Yönerge 1: Metin parçasına göre yıllarca çobanlık yapan bu zat, yaşadığı dönemde hangi adla tanınır?

Metin Parçası:
============

Sabahleyin bir radyo getirdiler, ilk haberleri açtılar. Kore’de bulunan, General Tahsin Yazıcı komutasındaki Türk birliği çember içine alınmış, inanılmaz bir kahramanlık örneği vererek çemberi yarmış, kâfirleri perişan etmişler, diye radyo haber veriyordu.” (1950)
İşte Allâh’ın manevî ordularının vazifeleri ve zaferleri!
Yıllarca çobanlık yaptığı için yaşadığı dönemde Çoban Ahmet olarak tanınır. Kendisine ziyarete gelenlere; “Bende bir şey yok, çobanın birisiyim, cahilim, ümmiyim” diyen çok mütevazi bir zattır.
Bir gün evinde abdest alırken Hızır a.s çıkagelir, o da heyecanlanır ve abdest alırken şaşırır. Hocası onun bu haline takılmak için: “Hüdai, sana bir abdest almasını öğretemedik” der. Bunun üzerine hazret: “Ne yapalım efendim, bir çobanı peşinize taktınız. Çoban bu kadar becerebiliyor” deyince Hızır a.s: “Ahmet! Ahmet! KALBİ SELİM arıyorlar”..diye cevap verir.
Konu kerametten açılınca Ahmet Hüdai hz:
“Takmayın oğlum kafanıza bunları. Ama madem sordunuz söyleyeyim. Bu keramet dediğiniz şeyler, kudreti azameti sonsuz olan Allah’ın ilerde olacak şeyleri bugünden göstermesi gibi bir şeydir.

============

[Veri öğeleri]
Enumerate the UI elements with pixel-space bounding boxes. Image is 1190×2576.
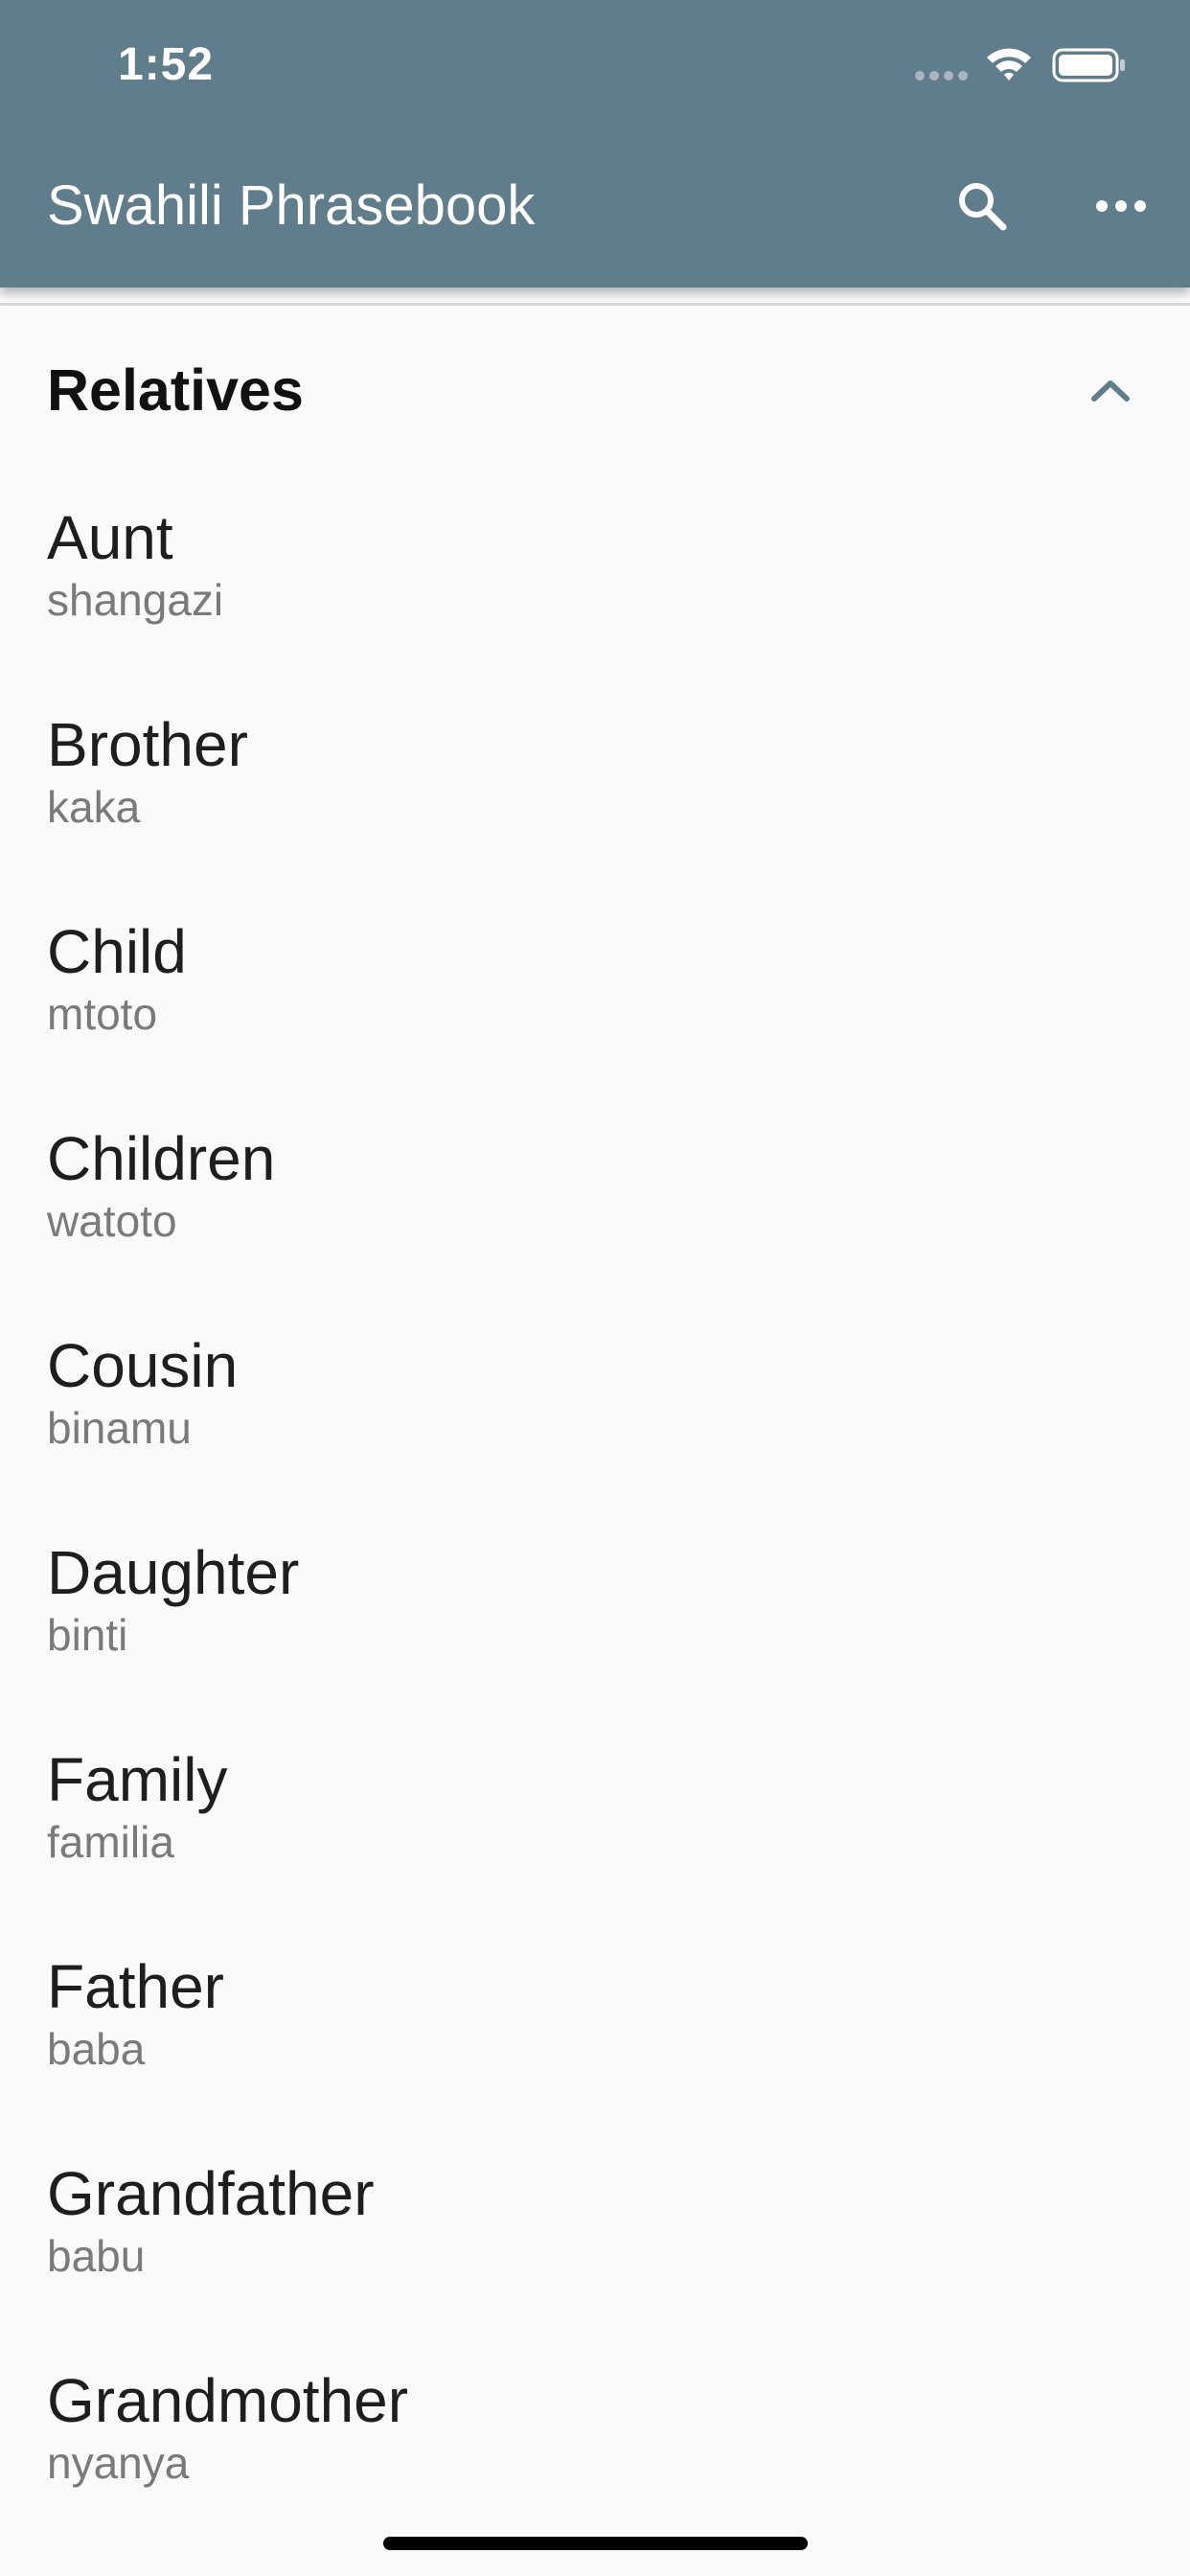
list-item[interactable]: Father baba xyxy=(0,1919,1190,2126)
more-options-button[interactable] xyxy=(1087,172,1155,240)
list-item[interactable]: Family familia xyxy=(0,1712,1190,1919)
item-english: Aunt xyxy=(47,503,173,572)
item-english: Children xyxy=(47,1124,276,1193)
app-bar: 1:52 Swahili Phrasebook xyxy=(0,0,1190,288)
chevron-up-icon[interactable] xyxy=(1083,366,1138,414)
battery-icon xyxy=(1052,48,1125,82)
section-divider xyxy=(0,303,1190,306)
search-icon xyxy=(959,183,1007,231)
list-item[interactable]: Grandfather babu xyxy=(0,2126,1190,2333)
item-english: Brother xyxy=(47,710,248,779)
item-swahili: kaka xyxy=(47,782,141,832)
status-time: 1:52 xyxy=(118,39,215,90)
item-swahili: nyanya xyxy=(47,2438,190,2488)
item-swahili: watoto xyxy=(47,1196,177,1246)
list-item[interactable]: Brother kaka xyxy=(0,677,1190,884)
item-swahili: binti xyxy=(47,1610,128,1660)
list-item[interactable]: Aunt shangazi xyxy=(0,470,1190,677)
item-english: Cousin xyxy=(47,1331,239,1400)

============

Yönerge 2: Satırlar arasında "Brother" dizesini içerenlerin hepsini bulun ve kopyalayın. Büyük-küçük harf ayrımı gözetilir.

Tamamlanmış Yanıt 1: Çoban Ahmet adıyla tanınır.

Tamamlanmış Yanıt 2:
item-english: Brother xyxy=(47,710,248,779)
list-item[interactable]: Brother kaka xyxy=(0,677,1190,884)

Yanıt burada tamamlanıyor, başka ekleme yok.